■ **WORK TO COMPLETE**
Your answer should be only a number: how many lines include the word "this".

■ **DATA EXTRACT**
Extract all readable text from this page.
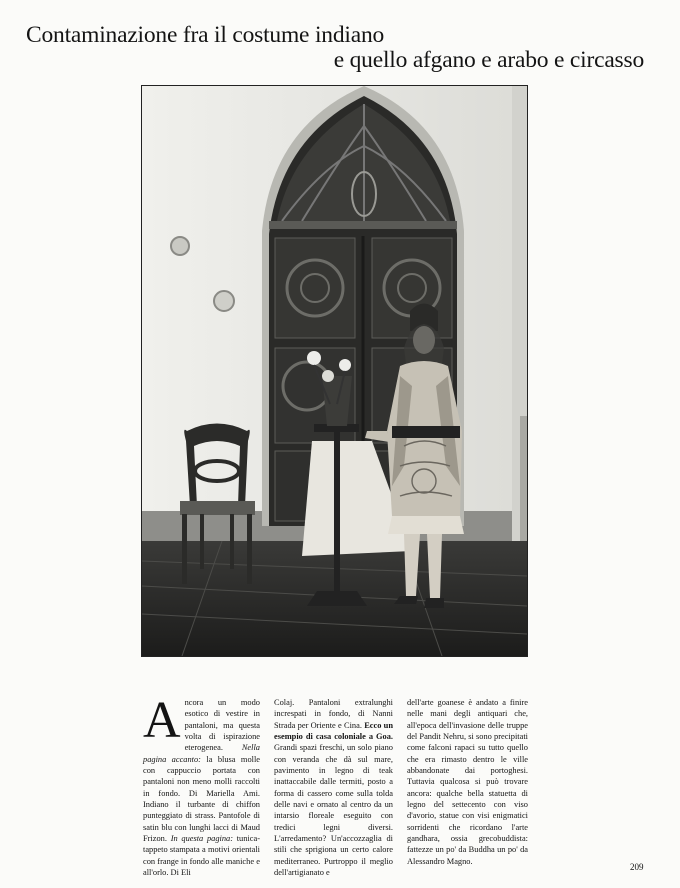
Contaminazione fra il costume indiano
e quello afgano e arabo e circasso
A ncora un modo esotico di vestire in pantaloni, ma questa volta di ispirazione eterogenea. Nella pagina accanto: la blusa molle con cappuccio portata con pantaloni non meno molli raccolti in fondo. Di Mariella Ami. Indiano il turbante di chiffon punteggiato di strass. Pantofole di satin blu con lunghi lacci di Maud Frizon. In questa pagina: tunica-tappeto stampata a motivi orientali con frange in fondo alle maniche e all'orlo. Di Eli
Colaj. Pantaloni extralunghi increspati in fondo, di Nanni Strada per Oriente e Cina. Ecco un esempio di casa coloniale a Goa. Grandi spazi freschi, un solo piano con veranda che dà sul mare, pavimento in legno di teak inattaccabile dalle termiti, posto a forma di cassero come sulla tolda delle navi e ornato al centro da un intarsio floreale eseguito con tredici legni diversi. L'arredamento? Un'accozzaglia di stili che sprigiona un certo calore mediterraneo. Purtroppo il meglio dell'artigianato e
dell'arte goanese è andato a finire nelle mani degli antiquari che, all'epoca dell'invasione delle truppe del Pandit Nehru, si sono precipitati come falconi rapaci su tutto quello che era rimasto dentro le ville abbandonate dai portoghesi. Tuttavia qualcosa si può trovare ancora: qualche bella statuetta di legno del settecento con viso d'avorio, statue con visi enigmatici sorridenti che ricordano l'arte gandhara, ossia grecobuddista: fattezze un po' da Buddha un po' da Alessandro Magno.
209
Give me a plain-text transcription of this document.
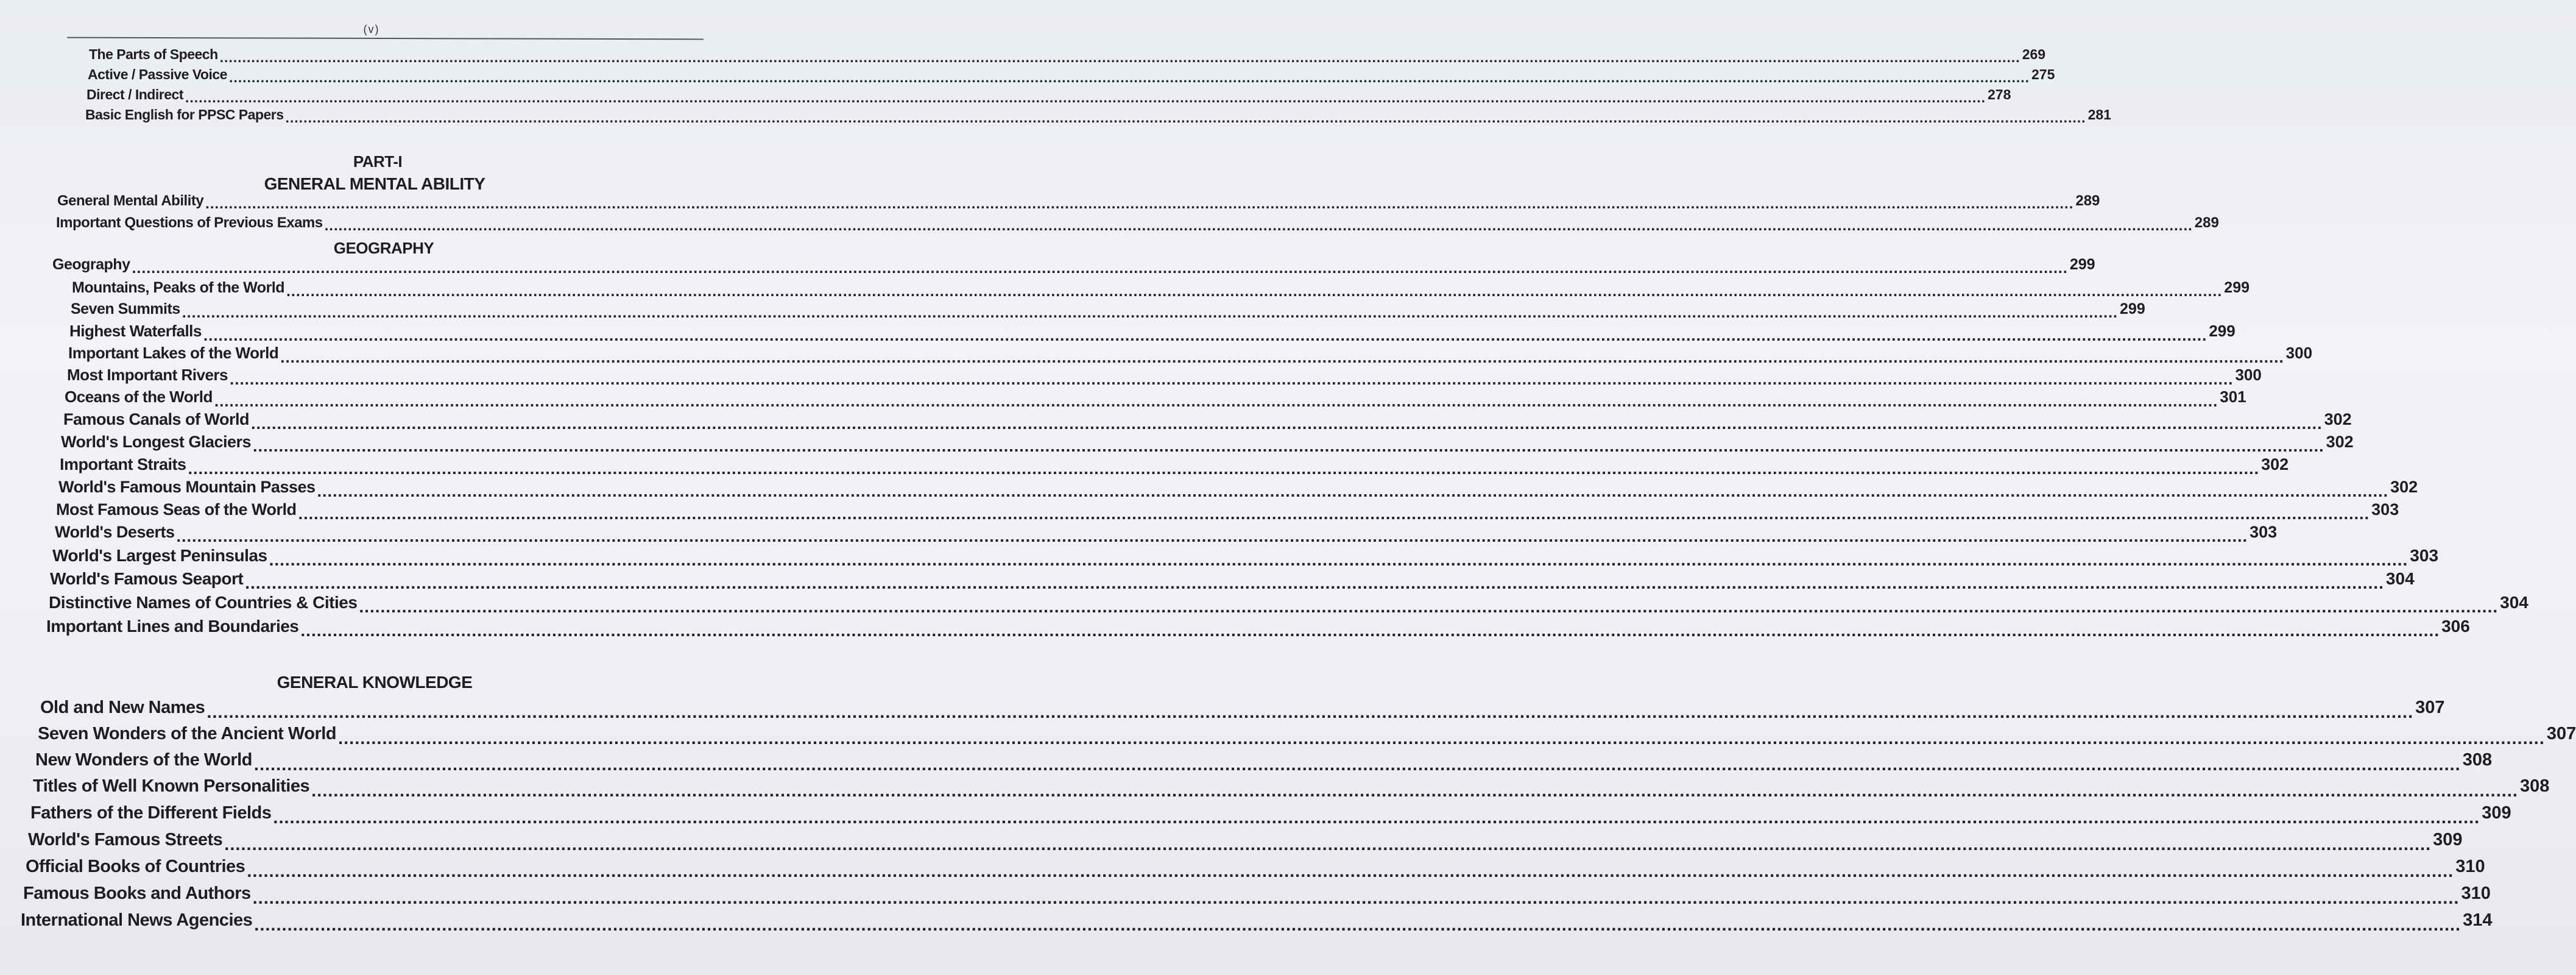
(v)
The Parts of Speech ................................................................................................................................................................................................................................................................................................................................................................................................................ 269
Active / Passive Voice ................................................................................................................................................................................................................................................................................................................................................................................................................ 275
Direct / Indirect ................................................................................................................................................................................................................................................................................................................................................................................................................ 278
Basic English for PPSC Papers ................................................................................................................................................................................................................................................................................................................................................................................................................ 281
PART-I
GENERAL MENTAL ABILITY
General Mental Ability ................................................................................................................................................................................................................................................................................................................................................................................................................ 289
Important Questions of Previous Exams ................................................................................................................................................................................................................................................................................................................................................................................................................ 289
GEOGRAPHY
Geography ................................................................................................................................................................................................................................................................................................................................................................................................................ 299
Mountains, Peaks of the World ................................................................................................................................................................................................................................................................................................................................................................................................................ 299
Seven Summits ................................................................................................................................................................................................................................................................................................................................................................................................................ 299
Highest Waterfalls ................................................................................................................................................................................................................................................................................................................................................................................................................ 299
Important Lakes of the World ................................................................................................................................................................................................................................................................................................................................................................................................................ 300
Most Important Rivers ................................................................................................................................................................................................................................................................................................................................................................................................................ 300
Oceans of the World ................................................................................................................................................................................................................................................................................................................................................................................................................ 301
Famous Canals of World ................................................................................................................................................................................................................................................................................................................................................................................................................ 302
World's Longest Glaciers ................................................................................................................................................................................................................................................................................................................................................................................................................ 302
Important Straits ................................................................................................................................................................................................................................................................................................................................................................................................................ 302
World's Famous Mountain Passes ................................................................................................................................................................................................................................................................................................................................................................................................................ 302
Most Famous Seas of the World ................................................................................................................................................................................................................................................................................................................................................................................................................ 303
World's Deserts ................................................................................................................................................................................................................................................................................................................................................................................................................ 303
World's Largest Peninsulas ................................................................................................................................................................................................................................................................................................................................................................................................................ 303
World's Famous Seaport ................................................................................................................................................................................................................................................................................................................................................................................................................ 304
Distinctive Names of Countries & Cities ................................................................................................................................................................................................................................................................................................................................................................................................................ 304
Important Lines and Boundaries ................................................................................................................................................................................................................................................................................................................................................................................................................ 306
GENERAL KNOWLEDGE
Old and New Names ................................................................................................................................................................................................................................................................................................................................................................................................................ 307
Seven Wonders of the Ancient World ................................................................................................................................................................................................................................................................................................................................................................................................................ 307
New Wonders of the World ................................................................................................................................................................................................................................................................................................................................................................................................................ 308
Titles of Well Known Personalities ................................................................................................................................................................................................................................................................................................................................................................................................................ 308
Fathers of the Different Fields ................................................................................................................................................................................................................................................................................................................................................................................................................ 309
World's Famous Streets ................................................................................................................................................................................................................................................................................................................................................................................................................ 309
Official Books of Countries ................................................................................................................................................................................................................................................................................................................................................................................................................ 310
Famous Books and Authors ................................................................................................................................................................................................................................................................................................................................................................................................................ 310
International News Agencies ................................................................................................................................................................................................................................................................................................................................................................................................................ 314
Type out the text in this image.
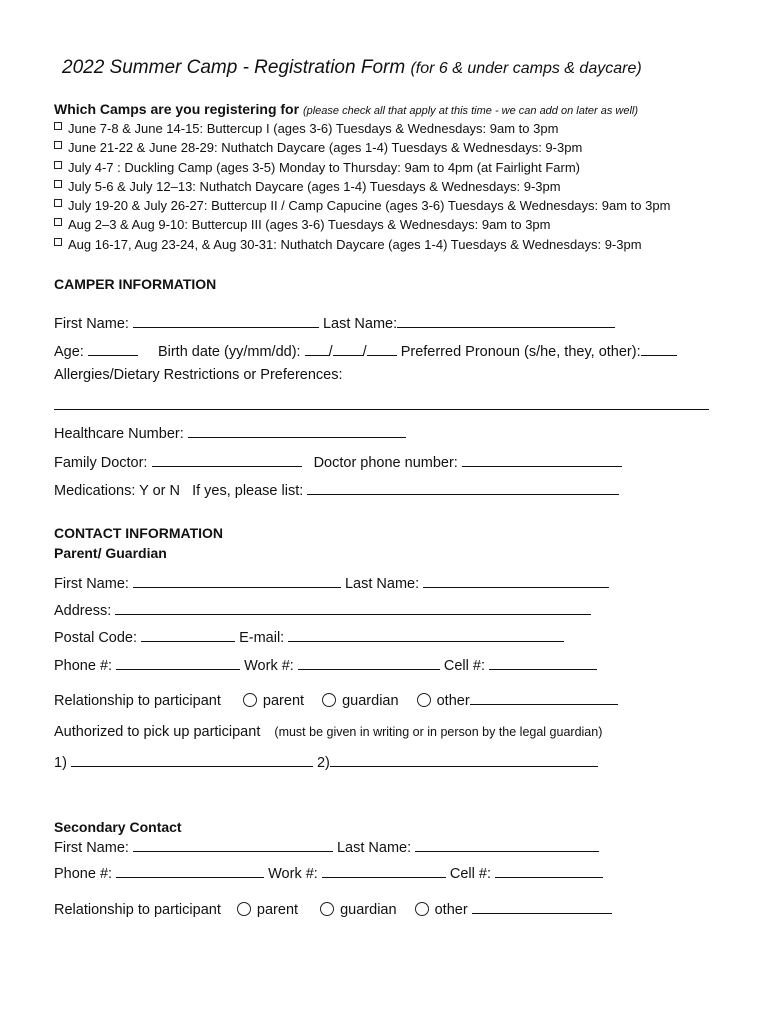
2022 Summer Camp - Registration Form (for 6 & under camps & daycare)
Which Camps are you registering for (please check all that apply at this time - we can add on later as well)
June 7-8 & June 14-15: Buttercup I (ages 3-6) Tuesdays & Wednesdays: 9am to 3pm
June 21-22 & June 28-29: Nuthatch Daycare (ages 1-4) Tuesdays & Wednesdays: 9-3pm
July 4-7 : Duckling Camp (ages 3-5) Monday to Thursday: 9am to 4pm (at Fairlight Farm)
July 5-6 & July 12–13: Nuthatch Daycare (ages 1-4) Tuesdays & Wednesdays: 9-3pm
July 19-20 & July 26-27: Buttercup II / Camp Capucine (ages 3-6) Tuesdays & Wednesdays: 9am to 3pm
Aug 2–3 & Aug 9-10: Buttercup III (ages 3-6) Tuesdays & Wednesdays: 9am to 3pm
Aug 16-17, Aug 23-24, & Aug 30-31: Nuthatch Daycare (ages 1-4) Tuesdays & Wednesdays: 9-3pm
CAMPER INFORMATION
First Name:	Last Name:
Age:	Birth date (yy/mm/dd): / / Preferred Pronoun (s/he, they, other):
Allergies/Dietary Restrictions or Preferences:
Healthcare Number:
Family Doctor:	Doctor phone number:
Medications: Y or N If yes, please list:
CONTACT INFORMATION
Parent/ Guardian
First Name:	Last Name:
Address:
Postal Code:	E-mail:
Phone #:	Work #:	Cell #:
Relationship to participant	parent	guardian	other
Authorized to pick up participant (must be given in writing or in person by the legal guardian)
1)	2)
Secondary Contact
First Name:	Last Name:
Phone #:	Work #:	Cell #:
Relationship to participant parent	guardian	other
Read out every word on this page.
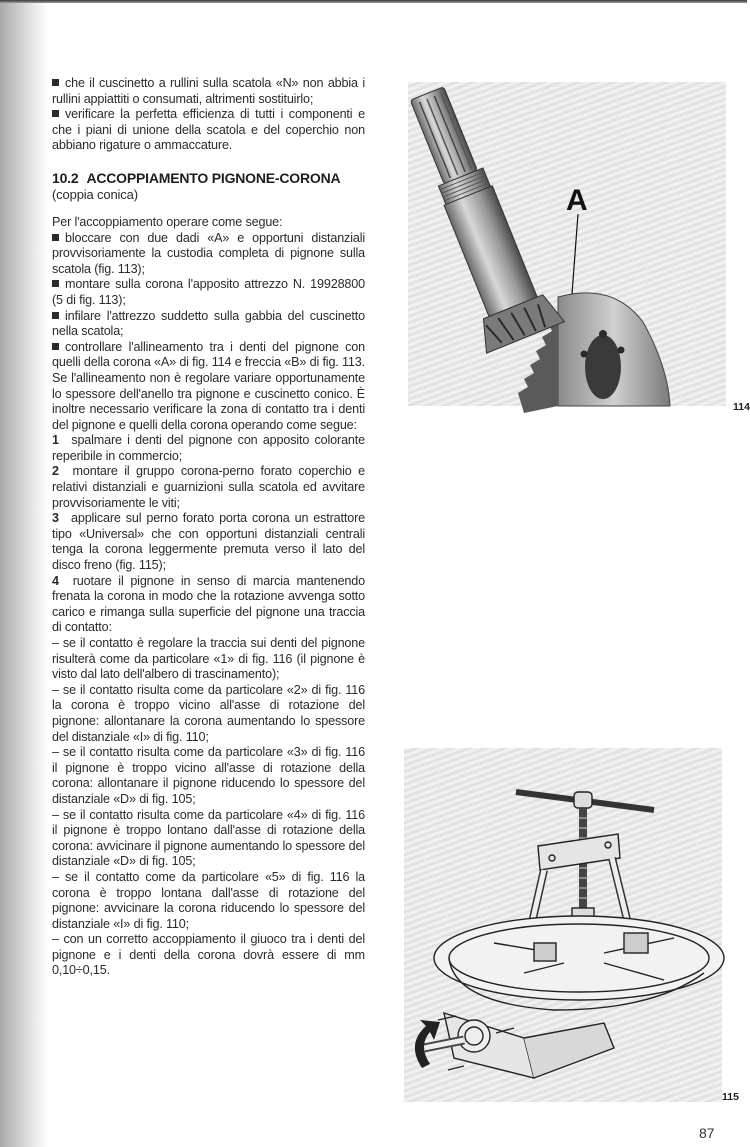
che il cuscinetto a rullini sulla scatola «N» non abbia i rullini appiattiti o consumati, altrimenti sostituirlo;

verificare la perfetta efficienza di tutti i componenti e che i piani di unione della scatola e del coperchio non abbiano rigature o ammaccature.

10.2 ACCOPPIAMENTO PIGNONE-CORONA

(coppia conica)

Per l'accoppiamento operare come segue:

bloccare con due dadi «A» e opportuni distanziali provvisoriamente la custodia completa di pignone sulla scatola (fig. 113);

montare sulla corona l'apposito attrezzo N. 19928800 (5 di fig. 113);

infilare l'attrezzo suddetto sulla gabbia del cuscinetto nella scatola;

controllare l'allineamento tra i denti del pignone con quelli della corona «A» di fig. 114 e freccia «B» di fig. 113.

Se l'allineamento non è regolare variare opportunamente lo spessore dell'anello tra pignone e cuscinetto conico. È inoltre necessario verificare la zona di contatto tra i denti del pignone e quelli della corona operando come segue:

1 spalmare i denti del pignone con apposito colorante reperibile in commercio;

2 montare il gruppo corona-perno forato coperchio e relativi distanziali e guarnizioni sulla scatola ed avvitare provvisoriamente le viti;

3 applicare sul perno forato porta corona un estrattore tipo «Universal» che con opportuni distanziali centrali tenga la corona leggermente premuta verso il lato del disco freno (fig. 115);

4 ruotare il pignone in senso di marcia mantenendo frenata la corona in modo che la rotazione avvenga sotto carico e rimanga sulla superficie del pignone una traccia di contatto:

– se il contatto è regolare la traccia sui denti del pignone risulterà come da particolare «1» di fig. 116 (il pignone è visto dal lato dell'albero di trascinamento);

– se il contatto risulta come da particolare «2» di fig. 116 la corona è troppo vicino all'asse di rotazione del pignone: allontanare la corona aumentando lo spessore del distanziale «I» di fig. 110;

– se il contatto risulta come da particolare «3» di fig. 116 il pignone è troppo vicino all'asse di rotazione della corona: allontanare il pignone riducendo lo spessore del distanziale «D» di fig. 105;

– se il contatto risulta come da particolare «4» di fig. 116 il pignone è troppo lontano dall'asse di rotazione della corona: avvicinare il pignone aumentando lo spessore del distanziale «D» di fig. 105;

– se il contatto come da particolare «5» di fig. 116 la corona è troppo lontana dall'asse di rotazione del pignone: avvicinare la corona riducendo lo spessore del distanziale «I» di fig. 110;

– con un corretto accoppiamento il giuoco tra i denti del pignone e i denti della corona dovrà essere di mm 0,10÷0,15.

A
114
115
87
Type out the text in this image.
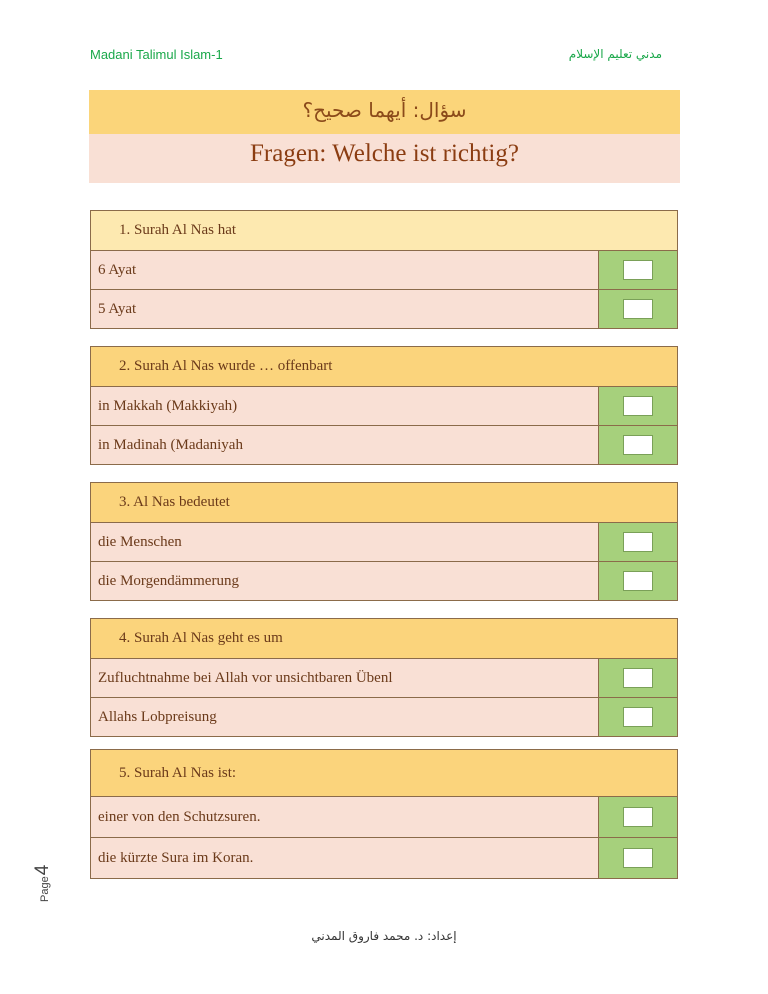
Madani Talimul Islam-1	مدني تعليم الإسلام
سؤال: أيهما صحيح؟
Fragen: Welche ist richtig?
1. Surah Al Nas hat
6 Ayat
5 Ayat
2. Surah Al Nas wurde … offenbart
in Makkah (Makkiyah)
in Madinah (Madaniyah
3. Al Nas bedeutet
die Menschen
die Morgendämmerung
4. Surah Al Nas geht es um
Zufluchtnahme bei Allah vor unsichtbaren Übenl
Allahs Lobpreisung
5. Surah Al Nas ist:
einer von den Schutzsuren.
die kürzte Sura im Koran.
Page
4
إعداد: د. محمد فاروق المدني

■ **TASK RESULT**
6